Request:
Return all of the entries exactly, with nothing added or left out.
- - -
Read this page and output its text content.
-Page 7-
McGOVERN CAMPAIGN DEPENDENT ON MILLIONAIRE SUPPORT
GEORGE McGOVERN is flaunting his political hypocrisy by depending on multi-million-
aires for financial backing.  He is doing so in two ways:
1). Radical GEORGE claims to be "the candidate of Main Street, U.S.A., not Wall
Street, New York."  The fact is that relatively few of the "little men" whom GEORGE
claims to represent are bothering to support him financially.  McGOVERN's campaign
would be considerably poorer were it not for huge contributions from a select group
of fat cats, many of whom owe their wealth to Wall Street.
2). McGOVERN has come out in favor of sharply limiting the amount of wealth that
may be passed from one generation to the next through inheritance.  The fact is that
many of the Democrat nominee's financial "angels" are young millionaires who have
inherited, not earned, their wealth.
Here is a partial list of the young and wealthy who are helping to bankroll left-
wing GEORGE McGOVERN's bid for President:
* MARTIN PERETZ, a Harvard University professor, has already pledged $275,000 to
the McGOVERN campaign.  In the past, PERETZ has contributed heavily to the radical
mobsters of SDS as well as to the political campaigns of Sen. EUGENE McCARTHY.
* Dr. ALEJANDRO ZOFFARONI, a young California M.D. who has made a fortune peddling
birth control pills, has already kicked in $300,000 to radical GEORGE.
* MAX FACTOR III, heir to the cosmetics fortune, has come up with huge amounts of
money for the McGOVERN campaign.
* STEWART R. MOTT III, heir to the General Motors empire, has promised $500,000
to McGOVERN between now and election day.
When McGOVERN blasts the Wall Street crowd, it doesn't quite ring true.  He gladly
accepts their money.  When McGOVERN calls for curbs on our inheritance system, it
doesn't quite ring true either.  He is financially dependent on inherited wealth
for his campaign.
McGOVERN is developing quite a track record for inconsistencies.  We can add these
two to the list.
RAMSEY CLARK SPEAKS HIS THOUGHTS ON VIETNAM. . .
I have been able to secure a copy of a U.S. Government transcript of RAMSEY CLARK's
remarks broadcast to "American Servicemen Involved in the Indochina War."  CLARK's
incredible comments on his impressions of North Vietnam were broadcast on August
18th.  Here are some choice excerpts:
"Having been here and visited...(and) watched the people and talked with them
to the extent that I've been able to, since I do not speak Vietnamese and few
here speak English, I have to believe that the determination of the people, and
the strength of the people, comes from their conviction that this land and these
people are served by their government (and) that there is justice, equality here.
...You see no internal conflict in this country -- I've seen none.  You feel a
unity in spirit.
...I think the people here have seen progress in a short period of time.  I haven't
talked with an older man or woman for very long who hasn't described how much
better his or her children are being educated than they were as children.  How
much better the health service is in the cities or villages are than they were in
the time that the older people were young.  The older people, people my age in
- - -
Finished task:
Read this page and output its text content.
-Page 7-
McGOVERN CAMPAIGN DEPENDENT ON MILLIONAIRE SUPPORT
GEORGE McGOVERN is flaunting his political hypocrisy by depending on multi-million-
aires for financial backing.  He is doing so in two ways:
1). Radical GEORGE claims to be "the candidate of Main Street, U.S.A., not Wall
Street, New York."  The fact is that relatively few of the "little men" whom GEORGE
claims to represent are bothering to support him financially.  McGOVERN's campaign
would be considerably poorer were it not for huge contributions from a select group
of fat cats, many of whom owe their wealth to Wall Street.
2). McGOVERN has come out in favor of sharply limiting the amount of wealth that
may be passed from one generation to the next through inheritance.  The fact is that
many of the Democrat nominee's financial "angels" are young millionaires who have
inherited, not earned, their wealth.
Here is a partial list of the young and wealthy who are helping to bankroll left-
wing GEORGE McGOVERN's bid for President:
* MARTIN PERETZ, a Harvard University professor, has already pledged $275,000 to
the McGOVERN campaign.  In the past, PERETZ has contributed heavily to the radical
mobsters of SDS as well as to the political campaigns of Sen. EUGENE McCARTHY.
* Dr. ALEJANDRO ZOFFARONI, a young California M.D. who has made a fortune peddling
birth control pills, has already kicked in $300,000 to radical GEORGE.
* MAX FACTOR III, heir to the cosmetics fortune, has come up with huge amounts of
money for the McGOVERN campaign.
* STEWART R. MOTT III, heir to the General Motors empire, has promised $500,000
to McGOVERN between now and election day.
When McGOVERN blasts the Wall Street crowd, it doesn't quite ring true.  He gladly
accepts their money.  When McGOVERN calls for curbs on our inheritance system, it
doesn't quite ring true either.  He is financially dependent on inherited wealth
for his campaign.
McGOVERN is developing quite a track record for inconsistencies.  We can add these
two to the list.
RAMSEY CLARK SPEAKS HIS THOUGHTS ON VIETNAM. . .
I have been able to secure a copy of a U.S. Government transcript of RAMSEY CLARK's
remarks broadcast to "American Servicemen Involved in the Indochina War."  CLARK's
incredible comments on his impressions of North Vietnam were broadcast on August
18th.  Here are some choice excerpts:
"Having been here and visited...(and) watched the people and talked with them
to the extent that I've been able to, since I do not speak Vietnamese and few
here speak English, I have to believe that the determination of the people, and
the strength of the people, comes from their conviction that this land and these
people are served by their government (and) that there is justice, equality here.
...You see no internal conflict in this country -- I've seen none.  You feel a
unity in spirit.
...I think the people here have seen progress in a short period of time.  I haven't
talked with an older man or woman for very long who hasn't described how much
better his or her children are being educated than they were as children.  How
much better the health service is in the cities or villages are than they were in
the time that the older people were young.  The older people, people my age in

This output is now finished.